[Element placement data]
-- start --

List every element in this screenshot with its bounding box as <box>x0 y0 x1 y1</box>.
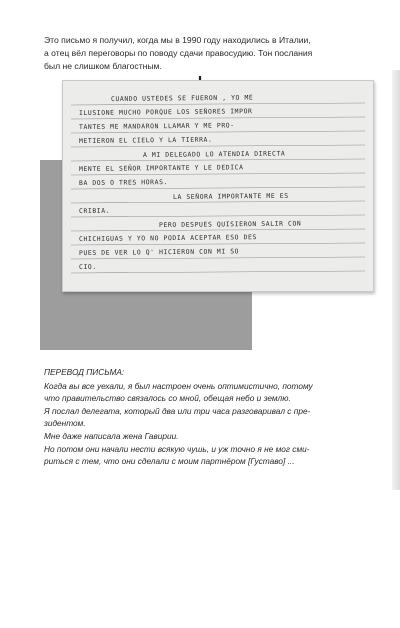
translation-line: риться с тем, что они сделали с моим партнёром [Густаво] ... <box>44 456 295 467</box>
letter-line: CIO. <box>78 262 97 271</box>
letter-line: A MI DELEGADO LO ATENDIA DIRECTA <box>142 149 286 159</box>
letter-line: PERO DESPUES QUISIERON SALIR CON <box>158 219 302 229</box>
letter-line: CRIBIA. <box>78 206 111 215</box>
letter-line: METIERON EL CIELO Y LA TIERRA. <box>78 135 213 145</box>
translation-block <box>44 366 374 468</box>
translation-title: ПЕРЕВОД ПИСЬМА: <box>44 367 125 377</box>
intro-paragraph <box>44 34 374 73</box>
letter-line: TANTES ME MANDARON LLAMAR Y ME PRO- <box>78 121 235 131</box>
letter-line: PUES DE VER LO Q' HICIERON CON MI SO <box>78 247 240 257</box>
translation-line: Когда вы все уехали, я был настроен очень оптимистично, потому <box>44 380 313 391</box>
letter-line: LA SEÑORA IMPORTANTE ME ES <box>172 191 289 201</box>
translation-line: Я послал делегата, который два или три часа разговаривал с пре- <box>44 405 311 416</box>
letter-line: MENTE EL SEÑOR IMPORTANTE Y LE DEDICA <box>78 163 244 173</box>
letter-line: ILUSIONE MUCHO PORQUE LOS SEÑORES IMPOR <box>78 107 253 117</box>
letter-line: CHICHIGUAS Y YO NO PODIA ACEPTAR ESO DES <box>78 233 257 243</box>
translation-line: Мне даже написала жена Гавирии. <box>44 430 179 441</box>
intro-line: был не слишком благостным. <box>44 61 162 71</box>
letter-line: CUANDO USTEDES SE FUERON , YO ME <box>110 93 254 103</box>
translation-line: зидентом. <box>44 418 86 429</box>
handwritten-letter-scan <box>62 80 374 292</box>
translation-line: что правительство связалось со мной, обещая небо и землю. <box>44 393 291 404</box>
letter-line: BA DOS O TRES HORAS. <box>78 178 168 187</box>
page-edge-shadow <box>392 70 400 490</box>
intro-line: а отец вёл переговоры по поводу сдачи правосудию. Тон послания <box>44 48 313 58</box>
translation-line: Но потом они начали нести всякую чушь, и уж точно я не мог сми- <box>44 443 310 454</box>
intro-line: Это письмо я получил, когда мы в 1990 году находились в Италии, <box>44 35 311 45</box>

-- end --

● **AIM OF THE TASK**
Copy every line of the entries above word for word, omitting the pictures.

● **CORRECT OUTPUT**
List every element in this screenshot with its bounding box as <box>x0 y0 x1 y1</box>.
translation-line: риться с тем, что они сделали с моим партнёром [Густаво] ... <box>44 456 295 467</box>
letter-line: CIO. <box>78 262 97 271</box>
letter-line: A MI DELEGADO LO ATENDIA DIRECTA <box>142 149 286 159</box>
letter-line: PERO DESPUES QUISIERON SALIR CON <box>158 219 302 229</box>
letter-line: CRIBIA. <box>78 206 111 215</box>
letter-line: METIERON EL CIELO Y LA TIERRA. <box>78 135 213 145</box>
translation-block <box>44 366 374 468</box>
translation-title: ПЕРЕВОД ПИСЬМА: <box>44 367 125 377</box>
intro-paragraph <box>44 34 374 73</box>
letter-line: TANTES ME MANDARON LLAMAR Y ME PRO- <box>78 121 235 131</box>
letter-line: PUES DE VER LO Q' HICIERON CON MI SO <box>78 247 240 257</box>
translation-line: Когда вы все уехали, я был настроен очень оптимистично, потому <box>44 380 313 391</box>
letter-line: LA SEÑORA IMPORTANTE ME ES <box>172 191 289 201</box>
translation-line: Я послал делегата, который два или три часа разговаривал с пре- <box>44 405 311 416</box>
letter-line: MENTE EL SEÑOR IMPORTANTE Y LE DEDICA <box>78 163 244 173</box>
letter-line: ILUSIONE MUCHO PORQUE LOS SEÑORES IMPOR <box>78 107 253 117</box>
letter-line: CHICHIGUAS Y YO NO PODIA ACEPTAR ESO DES <box>78 233 257 243</box>
translation-line: Мне даже написала жена Гавирии. <box>44 430 179 441</box>
intro-line: был не слишком благостным. <box>44 61 162 71</box>
letter-line: CUANDO USTEDES SE FUERON , YO ME <box>110 93 254 103</box>
translation-line: зидентом. <box>44 418 86 429</box>
handwritten-letter-scan <box>62 80 374 292</box>
translation-line: что правительство связалось со мной, обещая небо и землю. <box>44 393 291 404</box>
letter-line: BA DOS O TRES HORAS. <box>78 178 168 187</box>
page-edge-shadow <box>392 70 400 490</box>
intro-line: а отец вёл переговоры по поводу сдачи правосудию. Тон послания <box>44 48 313 58</box>
translation-line: Но потом они начали нести всякую чушь, и уж точно я не мог сми- <box>44 443 310 454</box>
intro-line: Это письмо я получил, когда мы в 1990 году находились в Италии, <box>44 35 311 45</box>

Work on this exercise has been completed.